WHAT THIS TASK INVOLVES :: Omit every picture while repeating the entries exactly.

GIVEN INFORMATION ::
========================================================================

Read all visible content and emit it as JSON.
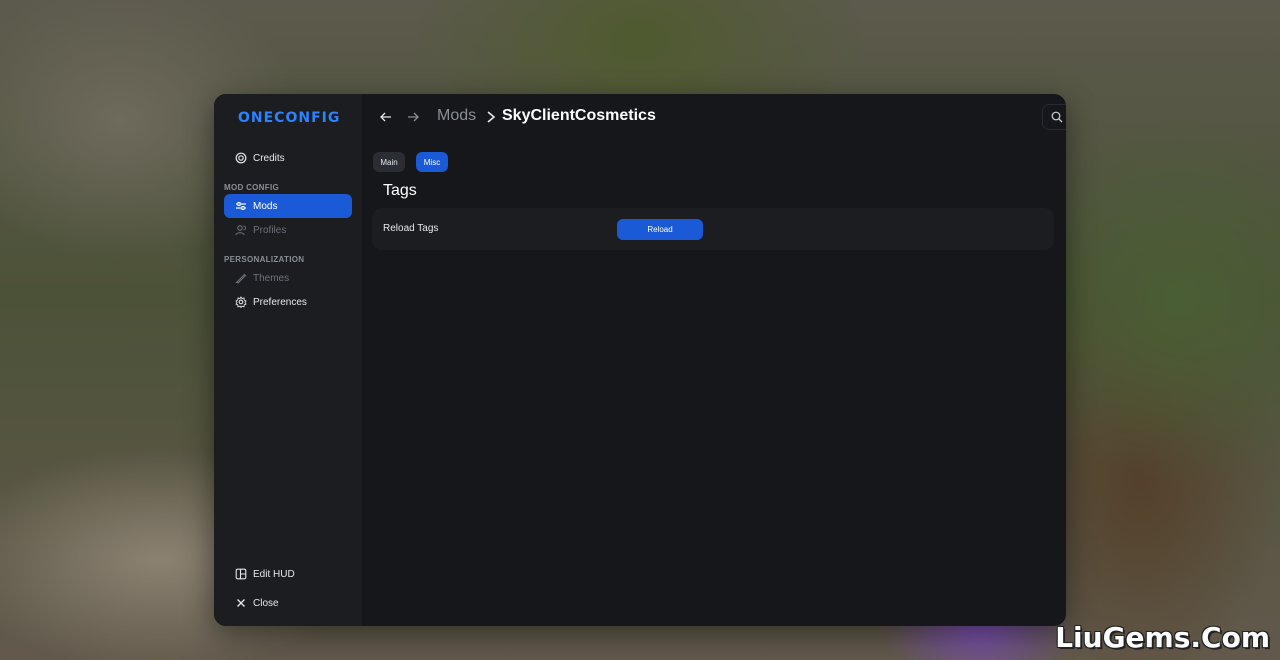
{
  "app": {
    "logo_text": "ONECONFIG",
    "accent_color": "#1a5ad6"
  },
  "sidebar": {
    "credits": {
      "label": "Credits",
      "icon": "credits-icon"
    },
    "mod_config_section": "MOD CONFIG",
    "mods": {
      "label": "Mods",
      "icon": "sliders-icon",
      "active": true
    },
    "profiles": {
      "label": "Profiles",
      "icon": "users-icon",
      "disabled": true
    },
    "personalization_section": "PERSONALIZATION",
    "themes": {
      "label": "Themes",
      "icon": "brush-icon",
      "disabled": true
    },
    "preferences": {
      "label": "Preferences",
      "icon": "gear-icon"
    },
    "edit_hud": {
      "label": "Edit HUD",
      "icon": "layout-icon"
    },
    "close": {
      "label": "Close",
      "icon": "close-icon"
    }
  },
  "header": {
    "breadcrumb_parent": "Mods",
    "breadcrumb_current": "SkyClientCosmetics",
    "search_placeholder": "Search..."
  },
  "tabs": [
    {
      "label": "Main",
      "active": false
    },
    {
      "label": "Misc",
      "active": true
    }
  ],
  "section": {
    "title": "Tags",
    "options": [
      {
        "label": "Reload Tags",
        "button_label": "Reload"
      }
    ]
  },
  "watermark": "LiuGems.Com"
}
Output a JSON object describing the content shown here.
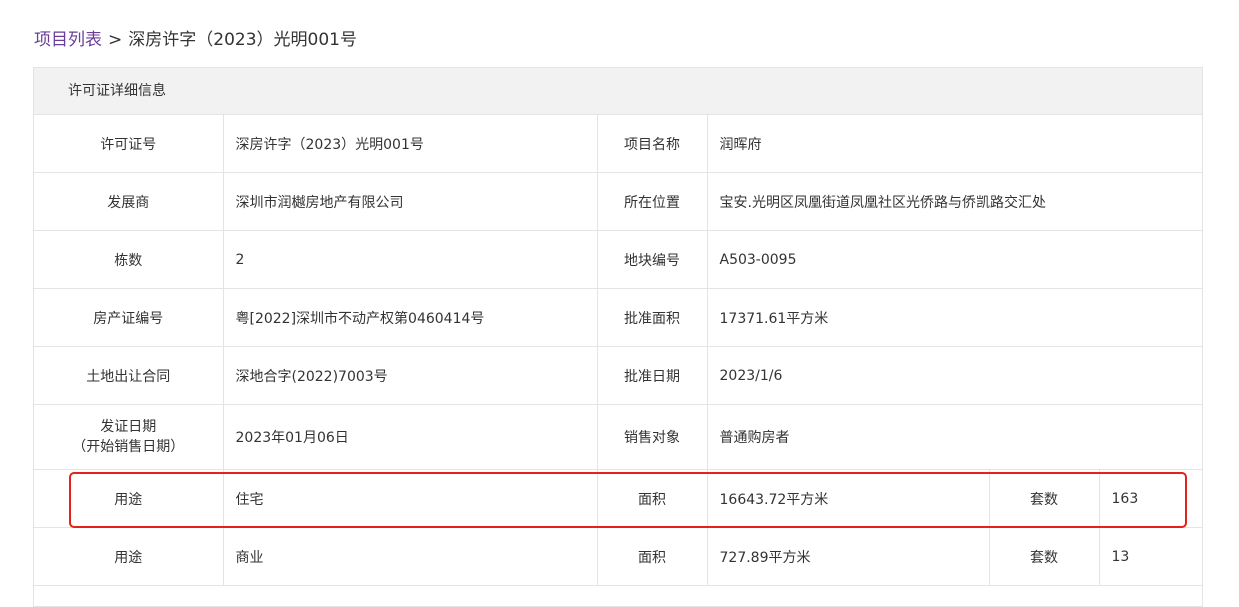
{
  "breadcrumb": {
    "link": "项目列表",
    "separator": ">",
    "current": "深房许字（2023）光明001号"
  },
  "panel": {
    "title": "许可证详细信息"
  },
  "rows": [
    {
      "l1": "许可证号",
      "v1": "深房许字（2023）光明001号",
      "l2": "项目名称",
      "v2": "润晖府"
    },
    {
      "l1": "发展商",
      "v1": "深圳市润樾房地产有限公司",
      "l2": "所在位置",
      "v2": "宝安.光明区凤凰街道凤凰社区光侨路与侨凯路交汇处"
    },
    {
      "l1": "栋数",
      "v1": "2",
      "l2": "地块编号",
      "v2": "A503-0095"
    },
    {
      "l1": "房产证编号",
      "v1": "粤[2022]深圳市不动产权第0460414号",
      "l2": "批准面积",
      "v2": "17371.61平方米"
    },
    {
      "l1": "土地出让合同",
      "v1": "深地合字(2022)7003号",
      "l2": "批准日期",
      "v2": "2023/1/6"
    },
    {
      "l1a": "发证日期",
      "l1b": "（开始销售日期）",
      "v1": "2023年01月06日",
      "l2": "销售对象",
      "v2": "普通购房者"
    }
  ],
  "usage_rows": [
    {
      "usage_label": "用途",
      "usage": "住宅",
      "area_label": "面积",
      "area": "16643.72平方米",
      "units_label": "套数",
      "units": "163"
    },
    {
      "usage_label": "用途",
      "usage": "商业",
      "area_label": "面积",
      "area": "727.89平方米",
      "units_label": "套数",
      "units": "13"
    }
  ],
  "colors": {
    "link": "#6a3d9a",
    "highlight": "#e2231a",
    "header_bg": "#f2f2f2",
    "border": "#e4e4e4"
  }
}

========================================================================

RESULT OF THE TASK ::
Read all visible content and emit it as JSON.
{
  "app": {
    "logo_text": "ONECONFIG",
    "accent_color": "#1a5ad6"
  },
  "sidebar": {
    "credits": {
      "label": "Credits",
      "icon": "credits-icon"
    },
    "mod_config_section": "MOD CONFIG",
    "mods": {
      "label": "Mods",
      "icon": "sliders-icon",
      "active": true
    },
    "profiles": {
      "label": "Profiles",
      "icon": "users-icon",
      "disabled": true
    },
    "personalization_section": "PERSONALIZATION",
    "themes": {
      "label": "Themes",
      "icon": "brush-icon",
      "disabled": true
    },
    "preferences": {
      "label": "Preferences",
      "icon": "gear-icon"
    },
    "edit_hud": {
      "label": "Edit HUD",
      "icon": "layout-icon"
    },
    "close": {
      "label": "Close",
      "icon": "close-icon"
    }
  },
  "header": {
    "breadcrumb_parent": "Mods",
    "breadcrumb_current": "SkyClientCosmetics",
    "search_placeholder": "Search..."
  },
  "tabs": [
    {
      "label": "Main",
      "active": false
    },
    {
      "label": "Misc",
      "active": true
    }
  ],
  "section": {
    "title": "Tags",
    "options": [
      {
        "label": "Reload Tags",
        "button_label": "Reload"
      }
    ]
  },
  "watermark": "LiuGems.Com"
}
Output a JSON object describing the content shown here.
{
  "breadcrumb": {
    "link": "项目列表",
    "separator": ">",
    "current": "深房许字（2023）光明001号"
  },
  "panel": {
    "title": "许可证详细信息"
  },
  "rows": [
    {
      "l1": "许可证号",
      "v1": "深房许字（2023）光明001号",
      "l2": "项目名称",
      "v2": "润晖府"
    },
    {
      "l1": "发展商",
      "v1": "深圳市润樾房地产有限公司",
      "l2": "所在位置",
      "v2": "宝安.光明区凤凰街道凤凰社区光侨路与侨凯路交汇处"
    },
    {
      "l1": "栋数",
      "v1": "2",
      "l2": "地块编号",
      "v2": "A503-0095"
    },
    {
      "l1": "房产证编号",
      "v1": "粤[2022]深圳市不动产权第0460414号",
      "l2": "批准面积",
      "v2": "17371.61平方米"
    },
    {
      "l1": "土地出让合同",
      "v1": "深地合字(2022)7003号",
      "l2": "批准日期",
      "v2": "2023/1/6"
    },
    {
      "l1a": "发证日期",
      "l1b": "（开始销售日期）",
      "v1": "2023年01月06日",
      "l2": "销售对象",
      "v2": "普通购房者"
    }
  ],
  "usage_rows": [
    {
      "usage_label": "用途",
      "usage": "住宅",
      "area_label": "面积",
      "area": "16643.72平方米",
      "units_label": "套数",
      "units": "163"
    },
    {
      "usage_label": "用途",
      "usage": "商业",
      "area_label": "面积",
      "area": "727.89平方米",
      "units_label": "套数",
      "units": "13"
    }
  ],
  "colors": {
    "link": "#6a3d9a",
    "highlight": "#e2231a",
    "header_bg": "#f2f2f2",
    "border": "#e4e4e4"
  }
}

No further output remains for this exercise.